Find how many lines in the data below include the word "title", then write only that number.

%%

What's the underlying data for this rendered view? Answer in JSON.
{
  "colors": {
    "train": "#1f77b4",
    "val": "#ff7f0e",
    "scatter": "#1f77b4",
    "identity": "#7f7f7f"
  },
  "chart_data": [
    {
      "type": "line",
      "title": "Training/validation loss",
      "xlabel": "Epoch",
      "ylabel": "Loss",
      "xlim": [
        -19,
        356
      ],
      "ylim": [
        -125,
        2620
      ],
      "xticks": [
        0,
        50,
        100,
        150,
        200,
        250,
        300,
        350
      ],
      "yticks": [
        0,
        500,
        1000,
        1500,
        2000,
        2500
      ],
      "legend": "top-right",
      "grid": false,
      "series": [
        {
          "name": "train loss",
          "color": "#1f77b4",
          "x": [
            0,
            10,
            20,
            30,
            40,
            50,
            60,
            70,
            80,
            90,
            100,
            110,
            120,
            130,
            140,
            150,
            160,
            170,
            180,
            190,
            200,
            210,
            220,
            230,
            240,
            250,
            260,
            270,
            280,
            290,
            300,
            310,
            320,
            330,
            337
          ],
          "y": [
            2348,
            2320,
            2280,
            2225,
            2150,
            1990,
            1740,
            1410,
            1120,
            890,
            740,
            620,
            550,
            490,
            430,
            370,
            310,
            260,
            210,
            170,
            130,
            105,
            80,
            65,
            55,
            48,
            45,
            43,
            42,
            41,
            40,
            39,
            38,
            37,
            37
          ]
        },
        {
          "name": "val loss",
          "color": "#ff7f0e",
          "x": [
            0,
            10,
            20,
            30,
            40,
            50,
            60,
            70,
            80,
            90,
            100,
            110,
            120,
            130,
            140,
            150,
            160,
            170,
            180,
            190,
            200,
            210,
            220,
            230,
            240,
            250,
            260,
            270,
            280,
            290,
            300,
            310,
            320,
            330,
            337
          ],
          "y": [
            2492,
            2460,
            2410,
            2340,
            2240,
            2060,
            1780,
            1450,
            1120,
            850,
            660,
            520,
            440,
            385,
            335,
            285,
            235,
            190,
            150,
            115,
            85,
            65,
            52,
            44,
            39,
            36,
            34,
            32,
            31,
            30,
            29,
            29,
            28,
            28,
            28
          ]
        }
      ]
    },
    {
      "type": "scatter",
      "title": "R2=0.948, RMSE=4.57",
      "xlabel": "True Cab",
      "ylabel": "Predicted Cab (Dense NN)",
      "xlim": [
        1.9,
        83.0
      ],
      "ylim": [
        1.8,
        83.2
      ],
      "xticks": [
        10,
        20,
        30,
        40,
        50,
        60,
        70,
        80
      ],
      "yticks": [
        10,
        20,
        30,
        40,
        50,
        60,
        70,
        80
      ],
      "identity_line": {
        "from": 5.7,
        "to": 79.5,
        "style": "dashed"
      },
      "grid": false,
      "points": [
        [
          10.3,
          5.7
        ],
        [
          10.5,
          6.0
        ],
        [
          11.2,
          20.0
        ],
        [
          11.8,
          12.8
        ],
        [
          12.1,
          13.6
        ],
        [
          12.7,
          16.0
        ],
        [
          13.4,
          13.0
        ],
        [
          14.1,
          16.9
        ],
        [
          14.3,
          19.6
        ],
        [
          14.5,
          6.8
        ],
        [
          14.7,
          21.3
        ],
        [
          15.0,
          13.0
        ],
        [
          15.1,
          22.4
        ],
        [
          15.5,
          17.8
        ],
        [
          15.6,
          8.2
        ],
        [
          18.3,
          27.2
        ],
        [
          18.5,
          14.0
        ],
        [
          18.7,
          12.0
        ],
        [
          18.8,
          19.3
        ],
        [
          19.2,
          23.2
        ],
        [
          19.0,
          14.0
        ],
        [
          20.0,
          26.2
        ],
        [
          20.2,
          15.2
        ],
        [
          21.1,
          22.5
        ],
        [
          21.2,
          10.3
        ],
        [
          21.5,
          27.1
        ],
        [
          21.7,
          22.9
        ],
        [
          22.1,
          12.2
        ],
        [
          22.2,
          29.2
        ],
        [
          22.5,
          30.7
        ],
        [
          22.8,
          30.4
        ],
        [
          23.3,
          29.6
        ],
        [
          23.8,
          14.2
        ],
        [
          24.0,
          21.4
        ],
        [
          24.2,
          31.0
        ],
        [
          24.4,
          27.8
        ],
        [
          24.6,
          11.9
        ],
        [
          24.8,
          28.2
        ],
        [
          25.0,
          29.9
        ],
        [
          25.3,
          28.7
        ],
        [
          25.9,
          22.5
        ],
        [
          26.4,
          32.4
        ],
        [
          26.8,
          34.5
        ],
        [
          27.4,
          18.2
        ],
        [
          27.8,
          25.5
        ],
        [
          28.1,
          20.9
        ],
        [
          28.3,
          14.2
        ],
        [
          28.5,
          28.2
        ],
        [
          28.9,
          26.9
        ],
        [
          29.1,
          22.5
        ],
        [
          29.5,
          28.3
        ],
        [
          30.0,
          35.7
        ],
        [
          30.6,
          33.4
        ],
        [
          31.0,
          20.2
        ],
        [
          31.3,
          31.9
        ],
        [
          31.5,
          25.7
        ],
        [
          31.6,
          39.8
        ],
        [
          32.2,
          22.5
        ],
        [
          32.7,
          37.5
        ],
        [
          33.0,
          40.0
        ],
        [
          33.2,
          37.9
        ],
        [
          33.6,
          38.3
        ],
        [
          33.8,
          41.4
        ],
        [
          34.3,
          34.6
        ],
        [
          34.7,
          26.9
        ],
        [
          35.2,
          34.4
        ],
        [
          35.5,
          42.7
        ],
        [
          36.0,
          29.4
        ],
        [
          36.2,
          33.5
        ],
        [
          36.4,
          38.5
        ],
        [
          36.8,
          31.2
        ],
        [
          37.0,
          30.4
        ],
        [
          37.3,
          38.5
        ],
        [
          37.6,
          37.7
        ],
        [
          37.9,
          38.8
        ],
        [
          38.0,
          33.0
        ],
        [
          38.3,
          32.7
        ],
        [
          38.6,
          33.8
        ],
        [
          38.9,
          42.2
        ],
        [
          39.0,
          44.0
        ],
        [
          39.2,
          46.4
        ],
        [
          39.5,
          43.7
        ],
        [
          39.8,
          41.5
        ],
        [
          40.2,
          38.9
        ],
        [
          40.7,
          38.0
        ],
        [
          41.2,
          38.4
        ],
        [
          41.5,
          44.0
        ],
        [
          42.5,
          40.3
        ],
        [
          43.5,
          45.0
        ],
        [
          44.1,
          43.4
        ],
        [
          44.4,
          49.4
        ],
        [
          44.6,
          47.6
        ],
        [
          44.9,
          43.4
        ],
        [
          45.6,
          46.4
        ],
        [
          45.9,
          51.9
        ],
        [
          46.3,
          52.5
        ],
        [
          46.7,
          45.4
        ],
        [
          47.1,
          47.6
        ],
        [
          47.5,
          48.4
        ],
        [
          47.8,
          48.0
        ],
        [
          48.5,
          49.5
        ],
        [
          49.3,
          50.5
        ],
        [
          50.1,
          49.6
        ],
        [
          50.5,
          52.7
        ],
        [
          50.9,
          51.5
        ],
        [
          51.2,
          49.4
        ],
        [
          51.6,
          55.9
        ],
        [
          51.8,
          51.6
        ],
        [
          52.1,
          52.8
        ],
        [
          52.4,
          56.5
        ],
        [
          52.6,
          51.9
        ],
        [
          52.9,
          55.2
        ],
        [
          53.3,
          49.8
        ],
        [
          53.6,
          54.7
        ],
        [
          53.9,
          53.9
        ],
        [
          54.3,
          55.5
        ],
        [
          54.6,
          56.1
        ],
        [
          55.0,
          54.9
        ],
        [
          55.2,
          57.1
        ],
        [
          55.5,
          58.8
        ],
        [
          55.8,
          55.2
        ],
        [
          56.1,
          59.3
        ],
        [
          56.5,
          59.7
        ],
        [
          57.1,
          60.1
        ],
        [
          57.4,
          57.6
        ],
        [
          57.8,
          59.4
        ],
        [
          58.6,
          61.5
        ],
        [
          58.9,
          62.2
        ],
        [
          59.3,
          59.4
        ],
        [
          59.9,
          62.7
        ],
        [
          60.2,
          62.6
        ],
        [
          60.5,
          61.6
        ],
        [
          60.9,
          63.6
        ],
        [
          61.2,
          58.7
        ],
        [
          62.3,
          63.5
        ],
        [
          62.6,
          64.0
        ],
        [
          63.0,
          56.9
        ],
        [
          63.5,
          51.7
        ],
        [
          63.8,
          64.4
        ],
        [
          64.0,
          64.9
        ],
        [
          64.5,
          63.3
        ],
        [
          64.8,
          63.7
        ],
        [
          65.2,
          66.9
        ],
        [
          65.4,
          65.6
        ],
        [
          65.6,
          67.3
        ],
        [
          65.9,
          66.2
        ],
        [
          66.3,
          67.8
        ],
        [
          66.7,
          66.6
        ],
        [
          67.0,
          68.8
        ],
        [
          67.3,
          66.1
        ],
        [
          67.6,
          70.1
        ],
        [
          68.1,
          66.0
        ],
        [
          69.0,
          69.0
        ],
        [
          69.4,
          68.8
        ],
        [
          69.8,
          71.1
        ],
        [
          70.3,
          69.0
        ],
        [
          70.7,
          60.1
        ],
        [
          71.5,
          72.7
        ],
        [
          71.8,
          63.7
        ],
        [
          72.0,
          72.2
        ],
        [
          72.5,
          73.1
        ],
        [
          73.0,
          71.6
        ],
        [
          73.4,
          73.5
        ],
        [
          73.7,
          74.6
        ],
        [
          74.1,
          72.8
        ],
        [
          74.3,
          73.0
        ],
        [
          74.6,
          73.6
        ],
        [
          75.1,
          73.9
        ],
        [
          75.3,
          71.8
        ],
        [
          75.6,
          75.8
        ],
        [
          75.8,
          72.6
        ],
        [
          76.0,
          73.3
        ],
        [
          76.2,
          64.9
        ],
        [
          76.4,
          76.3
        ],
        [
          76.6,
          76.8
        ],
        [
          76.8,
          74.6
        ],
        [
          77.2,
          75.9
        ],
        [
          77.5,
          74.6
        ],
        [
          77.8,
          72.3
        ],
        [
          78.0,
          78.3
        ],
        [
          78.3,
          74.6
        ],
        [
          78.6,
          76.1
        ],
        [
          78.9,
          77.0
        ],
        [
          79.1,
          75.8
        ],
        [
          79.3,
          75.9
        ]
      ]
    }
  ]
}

%%

#### THE RESULT
2